── Provided data ──
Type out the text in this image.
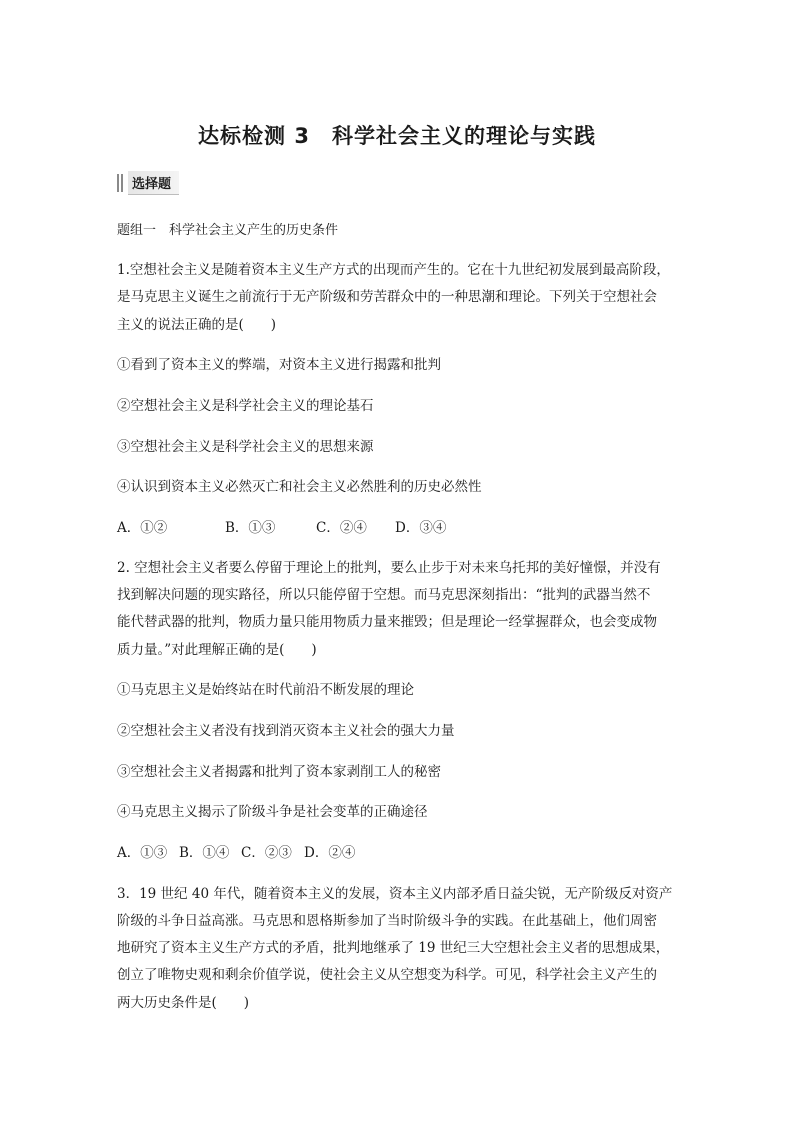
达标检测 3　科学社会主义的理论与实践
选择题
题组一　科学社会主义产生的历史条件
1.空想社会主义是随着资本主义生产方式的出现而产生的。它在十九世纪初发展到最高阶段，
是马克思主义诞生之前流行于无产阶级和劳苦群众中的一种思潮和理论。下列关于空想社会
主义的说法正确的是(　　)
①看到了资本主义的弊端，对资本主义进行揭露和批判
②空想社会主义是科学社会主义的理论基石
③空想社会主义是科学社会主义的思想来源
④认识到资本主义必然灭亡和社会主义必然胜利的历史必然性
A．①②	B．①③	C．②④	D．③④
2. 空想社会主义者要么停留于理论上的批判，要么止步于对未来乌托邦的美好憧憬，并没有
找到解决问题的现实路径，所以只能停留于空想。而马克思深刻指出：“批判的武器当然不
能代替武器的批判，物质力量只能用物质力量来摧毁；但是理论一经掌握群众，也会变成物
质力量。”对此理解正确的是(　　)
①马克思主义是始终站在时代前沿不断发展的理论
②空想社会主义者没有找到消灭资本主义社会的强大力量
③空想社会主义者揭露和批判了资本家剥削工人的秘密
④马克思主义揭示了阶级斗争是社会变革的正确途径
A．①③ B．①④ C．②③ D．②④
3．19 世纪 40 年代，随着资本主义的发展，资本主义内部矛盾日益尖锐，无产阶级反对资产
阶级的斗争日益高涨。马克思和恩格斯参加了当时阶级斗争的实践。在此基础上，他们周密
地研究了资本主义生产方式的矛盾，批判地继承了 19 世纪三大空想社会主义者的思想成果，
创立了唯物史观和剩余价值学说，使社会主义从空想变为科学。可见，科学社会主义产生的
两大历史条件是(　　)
───
The problem: Print the complete listing exactly as it stands, without its pictures.

Reply:
Type out the text in this image.
达标检测 3　科学社会主义的理论与实践
选择题
题组一　科学社会主义产生的历史条件
1.空想社会主义是随着资本主义生产方式的出现而产生的。它在十九世纪初发展到最高阶段，
是马克思主义诞生之前流行于无产阶级和劳苦群众中的一种思潮和理论。下列关于空想社会
主义的说法正确的是(　　)
①看到了资本主义的弊端，对资本主义进行揭露和批判
②空想社会主义是科学社会主义的理论基石
③空想社会主义是科学社会主义的思想来源
④认识到资本主义必然灭亡和社会主义必然胜利的历史必然性
A．①②	B．①③	C．②④	D．③④
2. 空想社会主义者要么停留于理论上的批判，要么止步于对未来乌托邦的美好憧憬，并没有
找到解决问题的现实路径，所以只能停留于空想。而马克思深刻指出：“批判的武器当然不
能代替武器的批判，物质力量只能用物质力量来摧毁；但是理论一经掌握群众，也会变成物
质力量。”对此理解正确的是(　　)
①马克思主义是始终站在时代前沿不断发展的理论
②空想社会主义者没有找到消灭资本主义社会的强大力量
③空想社会主义者揭露和批判了资本家剥削工人的秘密
④马克思主义揭示了阶级斗争是社会变革的正确途径
A．①③ B．①④ C．②③ D．②④
3．19 世纪 40 年代，随着资本主义的发展，资本主义内部矛盾日益尖锐，无产阶级反对资产
阶级的斗争日益高涨。马克思和恩格斯参加了当时阶级斗争的实践。在此基础上，他们周密
地研究了资本主义生产方式的矛盾，批判地继承了 19 世纪三大空想社会主义者的思想成果，
创立了唯物史观和剩余价值学说，使社会主义从空想变为科学。可见，科学社会主义产生的
两大历史条件是(　　)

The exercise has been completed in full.